start Records for the task
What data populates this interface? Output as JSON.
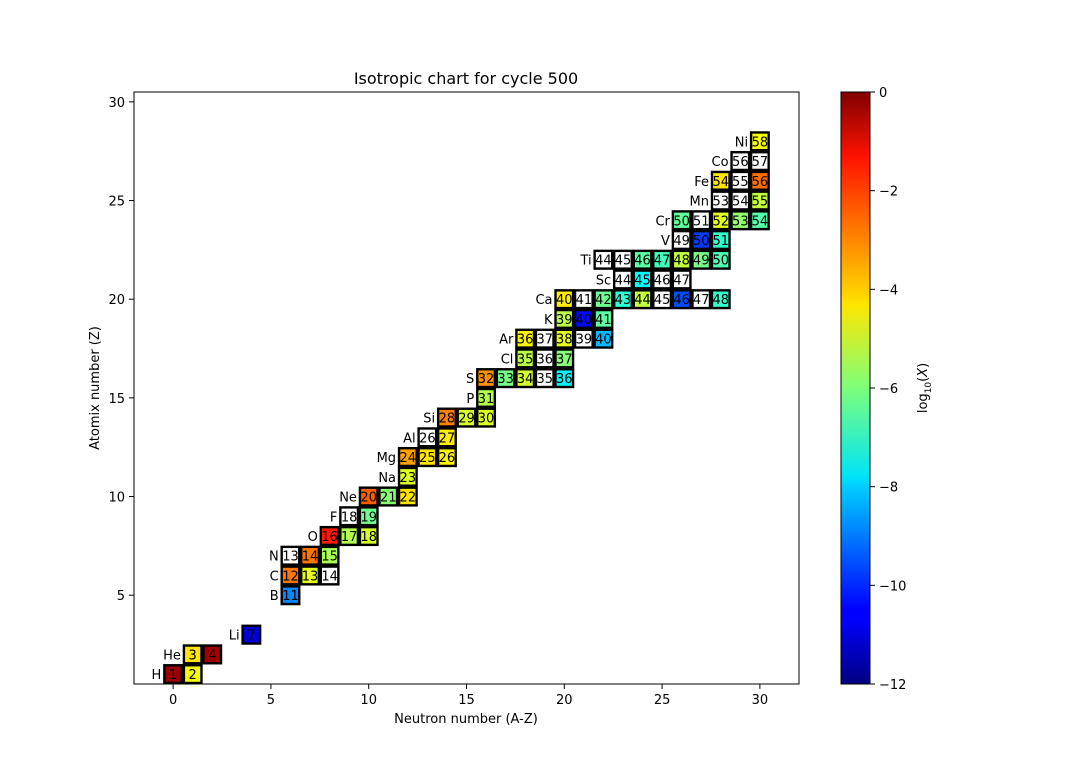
{
  "chart_data": {
    "type": "heatmap",
    "title": "Isotropic chart for cycle 500",
    "xlabel": "Neutron number (A-Z)",
    "ylabel": "Atomix number (Z)",
    "xlim": [
      -2,
      32
    ],
    "ylim": [
      0.5,
      30.5
    ],
    "xticks": [
      0,
      5,
      10,
      15,
      20,
      25,
      30
    ],
    "yticks": [
      5,
      10,
      15,
      20,
      25,
      30
    ],
    "grid": false,
    "colormap": "jet",
    "colorbar": {
      "label": "log10(X)",
      "range": [
        -12,
        0
      ],
      "ticks": [
        0,
        -2,
        -4,
        -6,
        -8,
        -10,
        -12
      ],
      "tick_labels": [
        "0",
        "−2",
        "−4",
        "−6",
        "−8",
        "−10",
        "−12"
      ]
    },
    "elements": [
      {
        "symbol": "H",
        "z": 1,
        "isotopes": [
          {
            "a": 1,
            "log_x": -0.3
          },
          {
            "a": 2,
            "log_x": -4.6
          }
        ]
      },
      {
        "symbol": "He",
        "z": 2,
        "isotopes": [
          {
            "a": 3,
            "log_x": -4.2
          },
          {
            "a": 4,
            "log_x": -0.4
          }
        ]
      },
      {
        "symbol": "Li",
        "z": 3,
        "isotopes": [
          {
            "a": 7,
            "log_x": -11.0
          }
        ]
      },
      {
        "symbol": "B",
        "z": 5,
        "isotopes": [
          {
            "a": 11,
            "log_x": -8.9
          }
        ]
      },
      {
        "symbol": "C",
        "z": 6,
        "isotopes": [
          {
            "a": 12,
            "log_x": -2.9
          },
          {
            "a": 13,
            "log_x": -4.8
          },
          {
            "a": 14,
            "log_x": null
          }
        ]
      },
      {
        "symbol": "N",
        "z": 7,
        "isotopes": [
          {
            "a": 13,
            "log_x": null
          },
          {
            "a": 14,
            "log_x": -2.9
          },
          {
            "a": 15,
            "log_x": -5.5
          }
        ]
      },
      {
        "symbol": "O",
        "z": 8,
        "isotopes": [
          {
            "a": 16,
            "log_x": -1.8
          },
          {
            "a": 17,
            "log_x": -5.4
          },
          {
            "a": 18,
            "log_x": -5.0
          }
        ]
      },
      {
        "symbol": "F",
        "z": 9,
        "isotopes": [
          {
            "a": 18,
            "log_x": null
          },
          {
            "a": 19,
            "log_x": -6.2
          }
        ]
      },
      {
        "symbol": "Ne",
        "z": 10,
        "isotopes": [
          {
            "a": 20,
            "log_x": -2.6
          },
          {
            "a": 21,
            "log_x": -5.9
          },
          {
            "a": 22,
            "log_x": -4.2
          }
        ]
      },
      {
        "symbol": "Na",
        "z": 11,
        "isotopes": [
          {
            "a": 23,
            "log_x": -4.9
          }
        ]
      },
      {
        "symbol": "Mg",
        "z": 12,
        "isotopes": [
          {
            "a": 24,
            "log_x": -3.4
          },
          {
            "a": 25,
            "log_x": -4.2
          },
          {
            "a": 26,
            "log_x": -4.4
          }
        ]
      },
      {
        "symbol": "Al",
        "z": 13,
        "isotopes": [
          {
            "a": 26,
            "log_x": null
          },
          {
            "a": 27,
            "log_x": -4.3
          }
        ]
      },
      {
        "symbol": "Si",
        "z": 14,
        "isotopes": [
          {
            "a": 28,
            "log_x": -3.0
          },
          {
            "a": 29,
            "log_x": -5.0
          },
          {
            "a": 30,
            "log_x": -4.9
          }
        ]
      },
      {
        "symbol": "P",
        "z": 15,
        "isotopes": [
          {
            "a": 31,
            "log_x": -5.4
          }
        ]
      },
      {
        "symbol": "S",
        "z": 16,
        "isotopes": [
          {
            "a": 32,
            "log_x": -3.2
          },
          {
            "a": 33,
            "log_x": -6.1
          },
          {
            "a": 34,
            "log_x": -5.0
          },
          {
            "a": 35,
            "log_x": null
          },
          {
            "a": 36,
            "log_x": -7.6
          }
        ]
      },
      {
        "symbol": "Cl",
        "z": 17,
        "isotopes": [
          {
            "a": 35,
            "log_x": -5.3
          },
          {
            "a": 36,
            "log_x": null
          },
          {
            "a": 37,
            "log_x": -5.9
          }
        ]
      },
      {
        "symbol": "Ar",
        "z": 18,
        "isotopes": [
          {
            "a": 36,
            "log_x": -4.4
          },
          {
            "a": 37,
            "log_x": null
          },
          {
            "a": 38,
            "log_x": -4.8
          },
          {
            "a": 39,
            "log_x": null
          },
          {
            "a": 40,
            "log_x": -8.3
          }
        ]
      },
      {
        "symbol": "K",
        "z": 19,
        "isotopes": [
          {
            "a": 39,
            "log_x": -5.3
          },
          {
            "a": 40,
            "log_x": -10.4
          },
          {
            "a": 41,
            "log_x": -6.4
          }
        ]
      },
      {
        "symbol": "Ca",
        "z": 20,
        "isotopes": [
          {
            "a": 40,
            "log_x": -4.3
          },
          {
            "a": 41,
            "log_x": null
          },
          {
            "a": 42,
            "log_x": -6.2
          },
          {
            "a": 43,
            "log_x": -7.0
          },
          {
            "a": 44,
            "log_x": -5.2
          },
          {
            "a": 45,
            "log_x": null
          },
          {
            "a": 46,
            "log_x": -9.6
          },
          {
            "a": 47,
            "log_x": null
          },
          {
            "a": 48,
            "log_x": -6.9
          }
        ]
      },
      {
        "symbol": "Sc",
        "z": 21,
        "isotopes": [
          {
            "a": 44,
            "log_x": null
          },
          {
            "a": 45,
            "log_x": -7.5
          },
          {
            "a": 46,
            "log_x": null
          },
          {
            "a": 47,
            "log_x": null
          }
        ]
      },
      {
        "symbol": "Ti",
        "z": 22,
        "isotopes": [
          {
            "a": 44,
            "log_x": null
          },
          {
            "a": 45,
            "log_x": null
          },
          {
            "a": 46,
            "log_x": -6.4
          },
          {
            "a": 47,
            "log_x": -6.7
          },
          {
            "a": 48,
            "log_x": -5.2
          },
          {
            "a": 49,
            "log_x": -6.1
          },
          {
            "a": 50,
            "log_x": -6.6
          }
        ]
      },
      {
        "symbol": "V",
        "z": 23,
        "isotopes": [
          {
            "a": 49,
            "log_x": null
          },
          {
            "a": 50,
            "log_x": -9.8
          },
          {
            "a": 51,
            "log_x": -6.9
          }
        ]
      },
      {
        "symbol": "Cr",
        "z": 24,
        "isotopes": [
          {
            "a": 50,
            "log_x": -6.3
          },
          {
            "a": 51,
            "log_x": null
          },
          {
            "a": 52,
            "log_x": -4.8
          },
          {
            "a": 53,
            "log_x": -5.8
          },
          {
            "a": 54,
            "log_x": -6.5
          }
        ]
      },
      {
        "symbol": "Mn",
        "z": 25,
        "isotopes": [
          {
            "a": 53,
            "log_x": null
          },
          {
            "a": 54,
            "log_x": null
          },
          {
            "a": 55,
            "log_x": -5.2
          }
        ]
      },
      {
        "symbol": "Fe",
        "z": 26,
        "isotopes": [
          {
            "a": 54,
            "log_x": -4.2
          },
          {
            "a": 55,
            "log_x": null
          },
          {
            "a": 56,
            "log_x": -2.8
          }
        ]
      },
      {
        "symbol": "Co",
        "z": 27,
        "isotopes": [
          {
            "a": 56,
            "log_x": null
          },
          {
            "a": 57,
            "log_x": null
          }
        ]
      },
      {
        "symbol": "Ni",
        "z": 28,
        "isotopes": [
          {
            "a": 58,
            "log_x": -4.6
          }
        ]
      }
    ]
  }
}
end Records for the task
### Stated goal
Note each line of the entries that has "number" in it, and copy those lines.

### Response to this task
    "xlabel": "Neutron number (A-Z)",
    "ylabel": "Atomix number (Z)",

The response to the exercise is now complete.